_Data shown_.
(begin)

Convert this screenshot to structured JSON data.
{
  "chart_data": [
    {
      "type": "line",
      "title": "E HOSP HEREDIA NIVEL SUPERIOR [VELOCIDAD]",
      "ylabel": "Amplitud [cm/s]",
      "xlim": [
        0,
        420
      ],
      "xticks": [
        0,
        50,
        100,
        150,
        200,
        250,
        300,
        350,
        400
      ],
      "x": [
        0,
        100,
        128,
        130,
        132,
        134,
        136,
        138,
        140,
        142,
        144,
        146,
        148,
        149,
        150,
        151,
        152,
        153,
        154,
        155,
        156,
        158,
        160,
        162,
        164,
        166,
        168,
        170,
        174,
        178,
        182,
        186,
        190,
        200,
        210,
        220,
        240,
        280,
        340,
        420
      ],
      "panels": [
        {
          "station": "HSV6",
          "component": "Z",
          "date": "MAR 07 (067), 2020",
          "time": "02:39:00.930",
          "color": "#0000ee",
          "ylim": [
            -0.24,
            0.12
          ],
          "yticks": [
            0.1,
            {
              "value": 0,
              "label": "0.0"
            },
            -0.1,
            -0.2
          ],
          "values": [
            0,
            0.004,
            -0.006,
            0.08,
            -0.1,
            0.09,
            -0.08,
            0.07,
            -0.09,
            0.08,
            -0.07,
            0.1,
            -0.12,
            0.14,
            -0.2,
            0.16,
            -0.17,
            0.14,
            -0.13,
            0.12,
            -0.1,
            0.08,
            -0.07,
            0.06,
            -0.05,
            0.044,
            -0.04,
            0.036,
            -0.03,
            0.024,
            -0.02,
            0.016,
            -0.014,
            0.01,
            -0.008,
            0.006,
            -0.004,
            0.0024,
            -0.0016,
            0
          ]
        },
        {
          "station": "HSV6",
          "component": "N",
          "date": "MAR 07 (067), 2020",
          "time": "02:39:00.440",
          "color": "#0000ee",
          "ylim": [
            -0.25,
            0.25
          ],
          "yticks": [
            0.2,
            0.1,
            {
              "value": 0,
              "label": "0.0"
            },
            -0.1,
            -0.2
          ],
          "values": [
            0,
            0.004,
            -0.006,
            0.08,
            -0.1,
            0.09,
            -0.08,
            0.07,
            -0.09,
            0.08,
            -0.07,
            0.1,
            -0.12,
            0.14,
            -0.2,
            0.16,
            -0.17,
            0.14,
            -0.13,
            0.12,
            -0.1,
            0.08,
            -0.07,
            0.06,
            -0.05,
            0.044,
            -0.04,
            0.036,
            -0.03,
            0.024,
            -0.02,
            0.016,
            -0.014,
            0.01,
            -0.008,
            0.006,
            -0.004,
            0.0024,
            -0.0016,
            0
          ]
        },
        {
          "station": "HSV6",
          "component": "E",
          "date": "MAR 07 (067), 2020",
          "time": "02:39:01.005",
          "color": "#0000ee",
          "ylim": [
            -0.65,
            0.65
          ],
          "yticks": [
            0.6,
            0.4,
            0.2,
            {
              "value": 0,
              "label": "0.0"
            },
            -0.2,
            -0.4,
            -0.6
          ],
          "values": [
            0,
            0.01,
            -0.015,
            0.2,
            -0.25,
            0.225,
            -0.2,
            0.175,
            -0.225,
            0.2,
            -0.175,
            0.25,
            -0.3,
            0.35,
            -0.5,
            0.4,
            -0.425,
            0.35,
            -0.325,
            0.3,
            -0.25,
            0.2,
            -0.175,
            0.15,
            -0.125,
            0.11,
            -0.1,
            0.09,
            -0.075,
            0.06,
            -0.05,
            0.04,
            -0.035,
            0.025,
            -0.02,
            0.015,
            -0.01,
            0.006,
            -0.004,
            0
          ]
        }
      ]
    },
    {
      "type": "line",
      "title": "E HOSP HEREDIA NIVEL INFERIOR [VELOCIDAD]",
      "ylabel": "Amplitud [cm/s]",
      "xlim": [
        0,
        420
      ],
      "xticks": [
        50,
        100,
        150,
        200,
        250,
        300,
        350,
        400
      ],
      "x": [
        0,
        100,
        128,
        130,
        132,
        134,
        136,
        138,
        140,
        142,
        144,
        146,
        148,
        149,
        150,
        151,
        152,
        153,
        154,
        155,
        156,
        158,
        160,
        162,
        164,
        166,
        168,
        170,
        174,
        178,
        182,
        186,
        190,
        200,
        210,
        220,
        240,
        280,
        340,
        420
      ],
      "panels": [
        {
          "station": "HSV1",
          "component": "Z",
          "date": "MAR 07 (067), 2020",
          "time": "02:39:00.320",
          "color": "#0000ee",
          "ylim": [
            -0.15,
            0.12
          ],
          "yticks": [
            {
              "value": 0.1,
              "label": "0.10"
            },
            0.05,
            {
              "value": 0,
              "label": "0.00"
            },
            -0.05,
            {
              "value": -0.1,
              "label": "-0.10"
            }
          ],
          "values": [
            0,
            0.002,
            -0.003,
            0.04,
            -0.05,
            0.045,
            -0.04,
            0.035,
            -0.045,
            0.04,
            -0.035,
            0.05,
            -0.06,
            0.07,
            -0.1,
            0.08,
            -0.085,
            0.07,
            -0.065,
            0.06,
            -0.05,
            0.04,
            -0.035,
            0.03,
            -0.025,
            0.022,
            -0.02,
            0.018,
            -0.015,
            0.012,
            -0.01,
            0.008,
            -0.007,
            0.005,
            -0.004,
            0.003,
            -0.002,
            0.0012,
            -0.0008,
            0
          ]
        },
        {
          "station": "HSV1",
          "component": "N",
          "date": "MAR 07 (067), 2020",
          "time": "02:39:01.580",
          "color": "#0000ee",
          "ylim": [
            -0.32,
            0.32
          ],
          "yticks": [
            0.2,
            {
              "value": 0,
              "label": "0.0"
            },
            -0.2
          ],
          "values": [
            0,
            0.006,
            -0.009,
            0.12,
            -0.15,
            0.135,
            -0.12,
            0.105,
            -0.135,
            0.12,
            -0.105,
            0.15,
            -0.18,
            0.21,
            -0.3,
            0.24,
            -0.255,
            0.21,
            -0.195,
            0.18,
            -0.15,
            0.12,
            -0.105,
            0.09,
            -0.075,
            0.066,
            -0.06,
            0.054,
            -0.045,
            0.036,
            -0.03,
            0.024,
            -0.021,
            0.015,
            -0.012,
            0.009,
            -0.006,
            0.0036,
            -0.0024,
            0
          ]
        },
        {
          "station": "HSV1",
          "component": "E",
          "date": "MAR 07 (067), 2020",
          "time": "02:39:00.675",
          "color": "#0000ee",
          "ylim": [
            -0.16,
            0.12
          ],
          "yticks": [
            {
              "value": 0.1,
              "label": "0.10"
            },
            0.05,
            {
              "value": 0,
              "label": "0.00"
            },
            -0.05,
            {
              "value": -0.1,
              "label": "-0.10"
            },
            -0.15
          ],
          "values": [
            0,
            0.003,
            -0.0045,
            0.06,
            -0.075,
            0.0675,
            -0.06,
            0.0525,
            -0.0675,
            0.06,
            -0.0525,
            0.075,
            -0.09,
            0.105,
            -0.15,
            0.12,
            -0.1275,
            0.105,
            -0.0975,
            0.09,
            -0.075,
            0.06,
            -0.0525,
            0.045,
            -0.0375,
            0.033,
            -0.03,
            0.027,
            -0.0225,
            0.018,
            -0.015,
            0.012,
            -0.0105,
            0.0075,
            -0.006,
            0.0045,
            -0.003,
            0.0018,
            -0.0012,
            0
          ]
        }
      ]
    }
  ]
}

(end)

_Goal_. Extract all lines that hold the word "NIVEL".

_Correct result_.
      "title": "E HOSP HEREDIA NIVEL SUPERIOR [VELOCIDAD]",
      "title": "E HOSP HEREDIA NIVEL INFERIOR [VELOCIDAD]",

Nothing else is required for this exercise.